▶ _Exercise_
Omit all pictures. Copy the rest of the material exactly.

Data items
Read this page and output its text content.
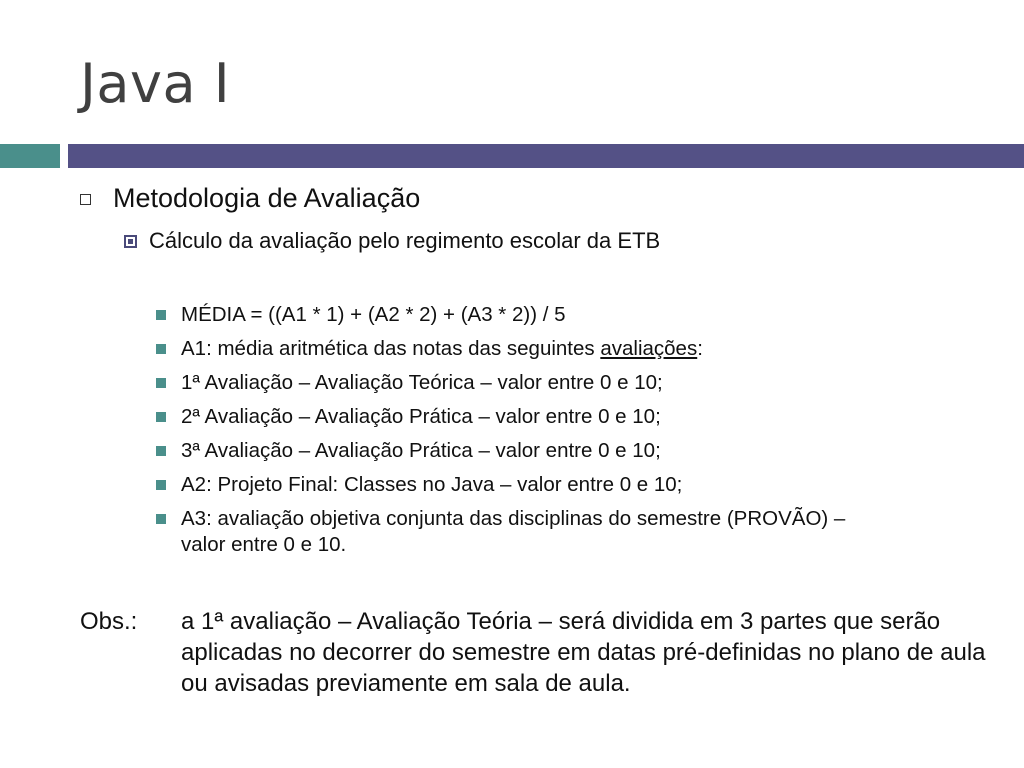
Java I
Metodologia de Avaliação
Cálculo da avaliação pelo regimento escolar da ETB
MÉDIA = ((A1 * 1) + (A2 * 2) + (A3 * 2)) / 5
A1: média aritmética das notas das seguintes avaliações:
1ª Avaliação – Avaliação Teórica – valor entre 0 e 10;
2ª Avaliação – Avaliação Prática – valor entre 0 e 10;
3ª Avaliação – Avaliação Prática – valor entre 0 e 10;
A2: Projeto Final: Classes no Java – valor entre 0 e 10;
A3: avaliação objetiva conjunta das disciplinas do semestre (PROVÃO) – valor entre 0 e 10.
Obs.:	a 1ª avaliação – Avaliação Teória – será dividida em 3 partes que serão aplicadas no decorrer do semestre em datas pré-definidas no plano de aula ou avisadas previamente em sala de aula.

▶ _Written solution_
Read this page and output its text content.
Java I
Metodologia de Avaliação
Cálculo da avaliação pelo regimento escolar da ETB
MÉDIA = ((A1 * 1) + (A2 * 2) + (A3 * 2)) / 5
A1: média aritmética das notas das seguintes avaliações:
1ª Avaliação – Avaliação Teórica – valor entre 0 e 10;
2ª Avaliação – Avaliação Prática – valor entre 0 e 10;
3ª Avaliação – Avaliação Prática – valor entre 0 e 10;
A2: Projeto Final: Classes no Java – valor entre 0 e 10;
A3: avaliação objetiva conjunta das disciplinas do semestre (PROVÃO) – valor entre 0 e 10.
Obs.:	a 1ª avaliação – Avaliação Teória – será dividida em 3 partes que serão aplicadas no decorrer do semestre em datas pré-definidas no plano de aula ou avisadas previamente em sala de aula.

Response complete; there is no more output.